-------- Input data

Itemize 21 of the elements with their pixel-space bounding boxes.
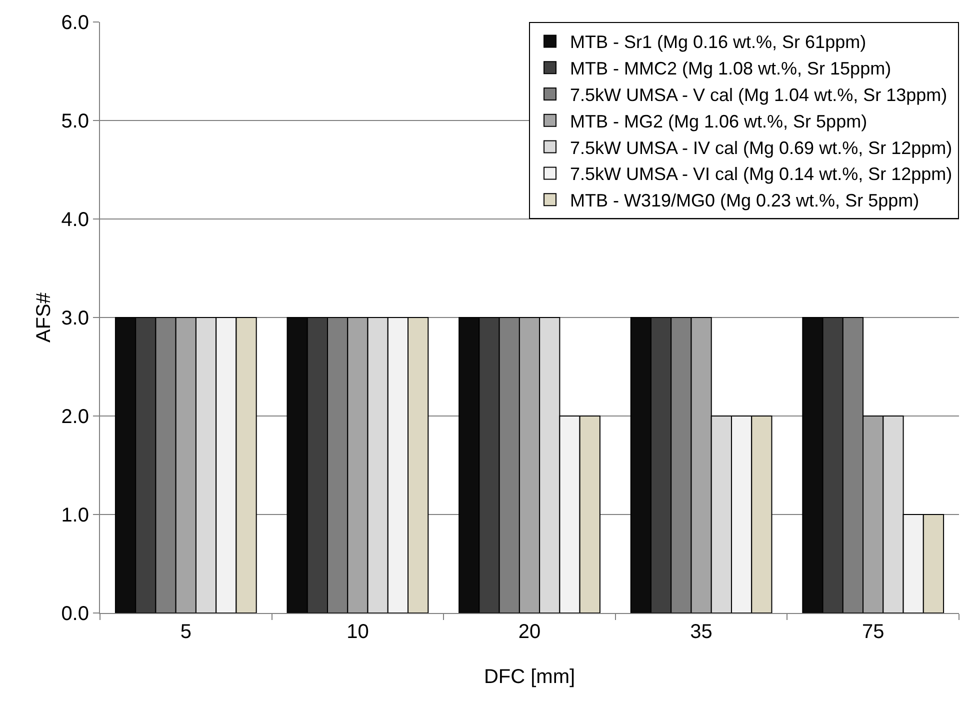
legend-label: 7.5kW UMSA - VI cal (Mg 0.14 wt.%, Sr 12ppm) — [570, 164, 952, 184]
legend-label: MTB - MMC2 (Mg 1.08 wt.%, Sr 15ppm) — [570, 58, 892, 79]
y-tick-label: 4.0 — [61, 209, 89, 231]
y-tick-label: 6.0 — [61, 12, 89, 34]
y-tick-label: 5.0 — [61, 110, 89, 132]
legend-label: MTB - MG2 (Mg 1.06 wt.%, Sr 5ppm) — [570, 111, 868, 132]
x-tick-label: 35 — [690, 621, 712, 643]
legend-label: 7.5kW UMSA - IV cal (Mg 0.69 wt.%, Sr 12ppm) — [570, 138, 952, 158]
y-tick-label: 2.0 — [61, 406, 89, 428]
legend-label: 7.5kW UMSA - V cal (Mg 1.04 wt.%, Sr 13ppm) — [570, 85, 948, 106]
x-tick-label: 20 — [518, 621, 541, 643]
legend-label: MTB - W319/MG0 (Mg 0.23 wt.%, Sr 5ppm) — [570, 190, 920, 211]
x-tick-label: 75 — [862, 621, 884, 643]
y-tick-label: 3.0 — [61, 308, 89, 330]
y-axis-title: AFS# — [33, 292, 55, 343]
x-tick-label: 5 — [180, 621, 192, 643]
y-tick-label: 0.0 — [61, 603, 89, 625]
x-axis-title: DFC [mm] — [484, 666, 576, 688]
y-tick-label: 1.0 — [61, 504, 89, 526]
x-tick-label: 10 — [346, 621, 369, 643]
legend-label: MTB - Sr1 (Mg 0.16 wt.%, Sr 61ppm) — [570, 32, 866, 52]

----------------

Given problem: Return every line of the entries above unchanged, leaving out the picture.

Expected answer:
Itemize 21 of the elements with their pixel-space bounding boxes.
legend-label: 7.5kW UMSA - VI cal (Mg 0.14 wt.%, Sr 12ppm) — [570, 164, 952, 184]
legend-label: MTB - MMC2 (Mg 1.08 wt.%, Sr 15ppm) — [570, 58, 892, 79]
y-tick-label: 4.0 — [61, 209, 89, 231]
y-tick-label: 6.0 — [61, 12, 89, 34]
y-tick-label: 5.0 — [61, 110, 89, 132]
legend-label: MTB - MG2 (Mg 1.06 wt.%, Sr 5ppm) — [570, 111, 868, 132]
x-tick-label: 35 — [690, 621, 712, 643]
legend-label: 7.5kW UMSA - IV cal (Mg 0.69 wt.%, Sr 12ppm) — [570, 138, 952, 158]
y-tick-label: 2.0 — [61, 406, 89, 428]
legend-label: 7.5kW UMSA - V cal (Mg 1.04 wt.%, Sr 13ppm) — [570, 85, 948, 106]
x-tick-label: 20 — [518, 621, 541, 643]
legend-label: MTB - W319/MG0 (Mg 0.23 wt.%, Sr 5ppm) — [570, 190, 920, 211]
x-tick-label: 75 — [862, 621, 884, 643]
y-tick-label: 3.0 — [61, 308, 89, 330]
y-axis-title: AFS# — [33, 292, 55, 343]
x-tick-label: 5 — [180, 621, 192, 643]
y-tick-label: 0.0 — [61, 603, 89, 625]
x-axis-title: DFC [mm] — [484, 666, 576, 688]
y-tick-label: 1.0 — [61, 504, 89, 526]
x-tick-label: 10 — [346, 621, 369, 643]
legend-label: MTB - Sr1 (Mg 0.16 wt.%, Sr 61ppm) — [570, 32, 866, 52]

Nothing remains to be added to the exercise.